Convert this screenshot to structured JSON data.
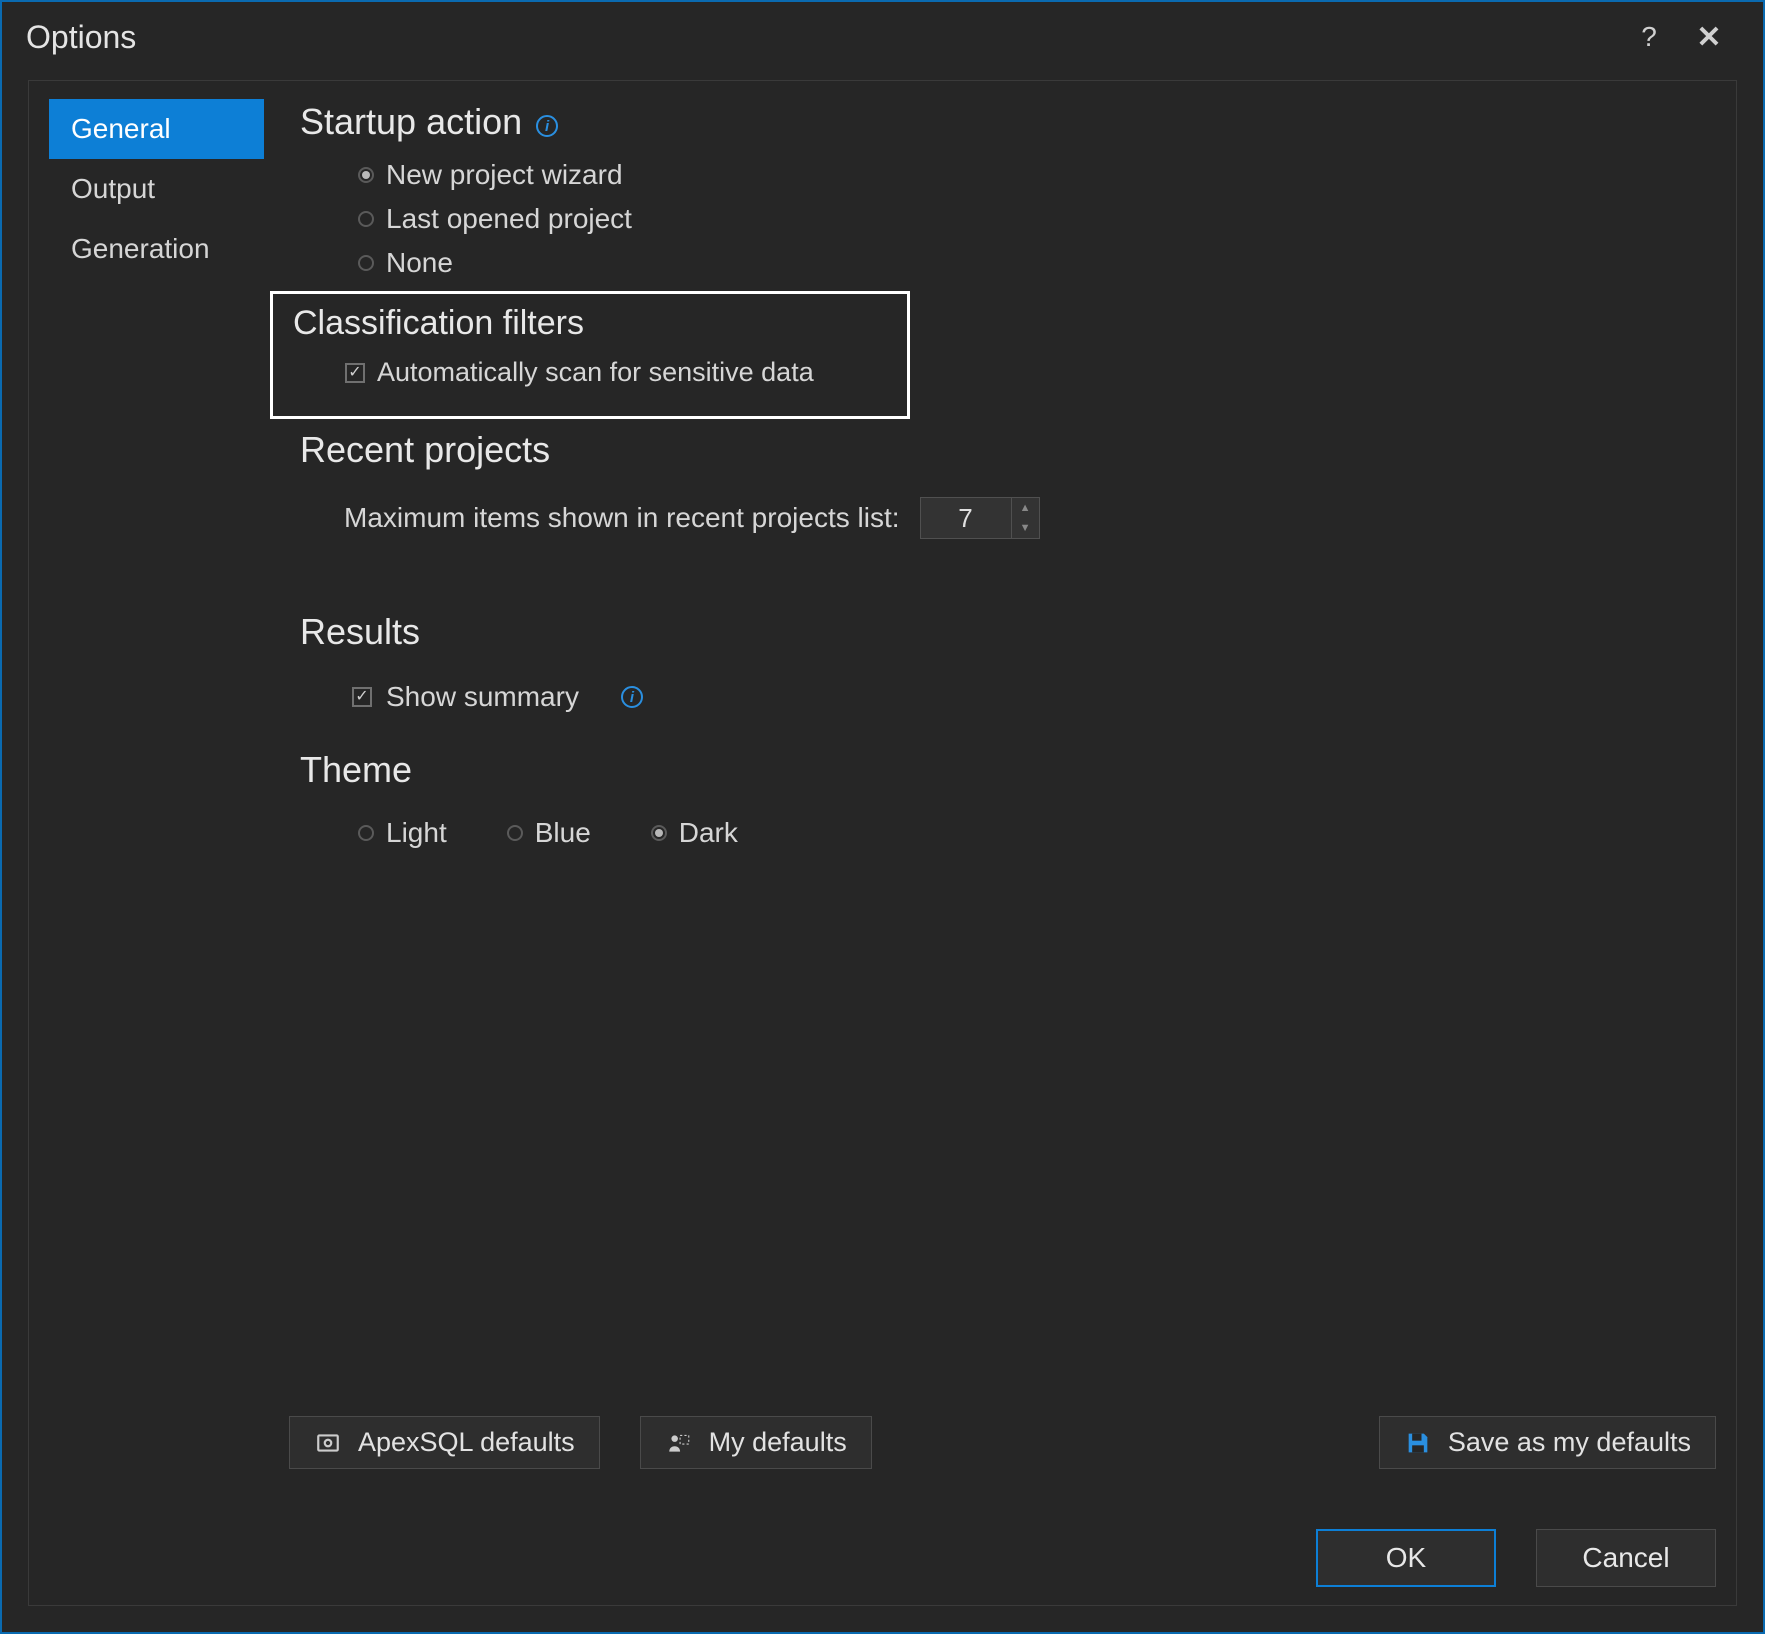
{
  "window": {
    "title": "Options"
  },
  "sidebar": {
    "tabs": [
      {
        "label": "General",
        "active": true
      },
      {
        "label": "Output",
        "active": false
      },
      {
        "label": "Generation",
        "active": false
      }
    ]
  },
  "sections": {
    "startup": {
      "title": "Startup action",
      "options": [
        {
          "label": "New project wizard",
          "selected": true
        },
        {
          "label": "Last opened project",
          "selected": false
        },
        {
          "label": "None",
          "selected": false
        }
      ]
    },
    "classification": {
      "title": "Classification filters",
      "auto_scan": {
        "label": "Automatically scan for sensitive data",
        "checked": true
      }
    },
    "recent": {
      "title": "Recent projects",
      "max_label": "Maximum items shown in recent projects list:",
      "max_value": "7"
    },
    "results": {
      "title": "Results",
      "show_summary": {
        "label": "Show summary",
        "checked": true
      }
    },
    "theme": {
      "title": "Theme",
      "options": [
        {
          "label": "Light",
          "selected": false
        },
        {
          "label": "Blue",
          "selected": false
        },
        {
          "label": "Dark",
          "selected": true
        }
      ]
    }
  },
  "footer": {
    "apex_defaults": "ApexSQL defaults",
    "my_defaults": "My defaults",
    "save_defaults": "Save as my defaults",
    "ok": "OK",
    "cancel": "Cancel"
  }
}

* _Task to carry out_: In the entries above, find every line with the word "defaults" and list it.

* _Solution below_:
    "apex_defaults": "ApexSQL defaults",
    "my_defaults": "My defaults",
    "save_defaults": "Save as my defaults",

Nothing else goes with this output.